## PROBLEM DETAILS
What is the number of lines in the entries below that include the word "Победы"? Provide the number only.

## RAW DATA
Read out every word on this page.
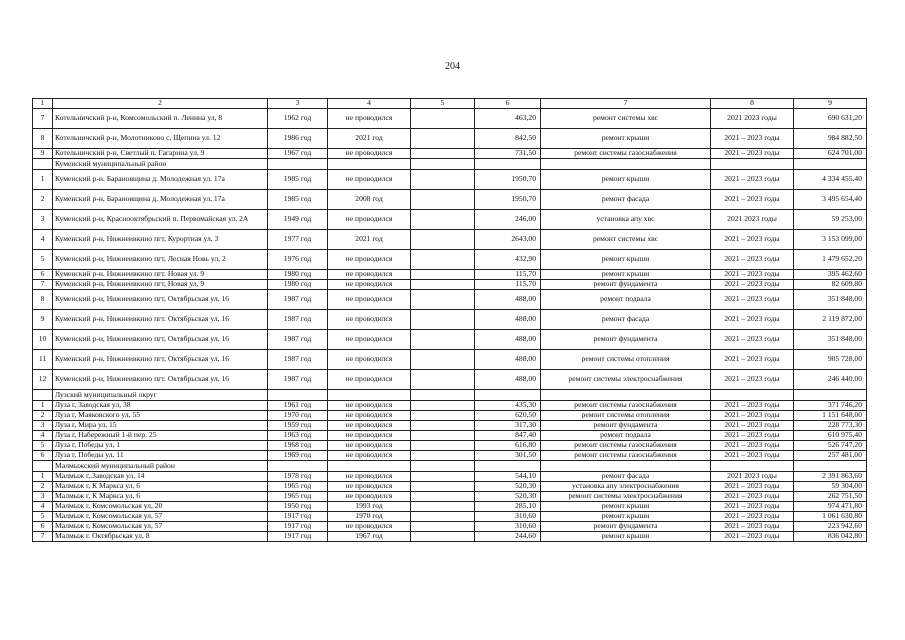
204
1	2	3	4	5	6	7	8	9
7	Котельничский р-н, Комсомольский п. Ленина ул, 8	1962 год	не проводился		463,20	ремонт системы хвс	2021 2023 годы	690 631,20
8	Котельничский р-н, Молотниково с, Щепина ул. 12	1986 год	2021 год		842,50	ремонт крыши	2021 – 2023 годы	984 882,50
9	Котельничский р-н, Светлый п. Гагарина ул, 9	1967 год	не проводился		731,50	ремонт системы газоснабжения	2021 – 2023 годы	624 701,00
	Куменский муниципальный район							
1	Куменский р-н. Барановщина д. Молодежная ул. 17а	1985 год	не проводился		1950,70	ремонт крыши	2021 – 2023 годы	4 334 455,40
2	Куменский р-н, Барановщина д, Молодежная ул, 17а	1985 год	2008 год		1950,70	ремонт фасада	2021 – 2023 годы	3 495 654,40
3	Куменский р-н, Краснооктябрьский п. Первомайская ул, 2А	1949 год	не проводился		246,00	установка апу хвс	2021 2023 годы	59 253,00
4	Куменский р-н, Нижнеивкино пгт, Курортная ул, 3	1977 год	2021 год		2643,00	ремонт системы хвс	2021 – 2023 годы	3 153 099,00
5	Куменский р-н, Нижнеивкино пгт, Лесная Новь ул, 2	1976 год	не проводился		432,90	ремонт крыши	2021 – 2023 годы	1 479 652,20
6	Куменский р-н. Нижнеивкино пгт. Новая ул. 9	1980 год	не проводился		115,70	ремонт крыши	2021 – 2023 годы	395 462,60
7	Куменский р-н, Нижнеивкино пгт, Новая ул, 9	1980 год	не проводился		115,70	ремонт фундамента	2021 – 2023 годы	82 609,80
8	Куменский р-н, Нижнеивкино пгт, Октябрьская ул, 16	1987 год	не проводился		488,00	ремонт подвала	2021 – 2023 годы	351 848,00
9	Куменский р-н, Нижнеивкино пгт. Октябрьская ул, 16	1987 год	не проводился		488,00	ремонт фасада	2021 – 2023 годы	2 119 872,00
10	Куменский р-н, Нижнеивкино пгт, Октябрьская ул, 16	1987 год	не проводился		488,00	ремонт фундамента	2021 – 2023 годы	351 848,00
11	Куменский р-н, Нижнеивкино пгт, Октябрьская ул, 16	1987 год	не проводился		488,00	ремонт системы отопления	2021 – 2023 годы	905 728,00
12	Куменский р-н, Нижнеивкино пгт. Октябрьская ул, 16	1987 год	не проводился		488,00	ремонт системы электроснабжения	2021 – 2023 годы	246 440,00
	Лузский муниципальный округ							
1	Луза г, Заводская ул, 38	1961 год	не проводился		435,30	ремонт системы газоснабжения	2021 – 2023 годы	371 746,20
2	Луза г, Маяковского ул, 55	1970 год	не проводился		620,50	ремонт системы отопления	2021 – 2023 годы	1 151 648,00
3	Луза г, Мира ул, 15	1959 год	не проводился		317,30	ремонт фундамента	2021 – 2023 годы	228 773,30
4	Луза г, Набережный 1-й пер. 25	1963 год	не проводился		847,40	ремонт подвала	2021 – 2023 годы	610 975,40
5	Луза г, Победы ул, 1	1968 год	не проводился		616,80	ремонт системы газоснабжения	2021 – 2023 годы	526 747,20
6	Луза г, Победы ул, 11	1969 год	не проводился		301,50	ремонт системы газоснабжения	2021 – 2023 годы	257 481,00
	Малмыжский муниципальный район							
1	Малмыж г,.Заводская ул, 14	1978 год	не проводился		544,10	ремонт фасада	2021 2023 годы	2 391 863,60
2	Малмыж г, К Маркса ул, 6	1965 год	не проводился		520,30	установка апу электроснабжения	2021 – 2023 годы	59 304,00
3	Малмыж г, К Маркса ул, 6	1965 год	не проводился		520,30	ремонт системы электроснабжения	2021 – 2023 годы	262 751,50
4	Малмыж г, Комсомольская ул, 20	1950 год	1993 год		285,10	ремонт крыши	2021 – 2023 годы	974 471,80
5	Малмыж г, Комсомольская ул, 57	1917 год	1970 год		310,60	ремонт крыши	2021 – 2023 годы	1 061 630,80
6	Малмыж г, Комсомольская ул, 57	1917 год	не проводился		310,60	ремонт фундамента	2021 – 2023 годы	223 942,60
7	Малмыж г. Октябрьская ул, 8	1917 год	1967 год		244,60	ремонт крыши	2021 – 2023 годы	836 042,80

## REPLY TO THE EXERCISE
2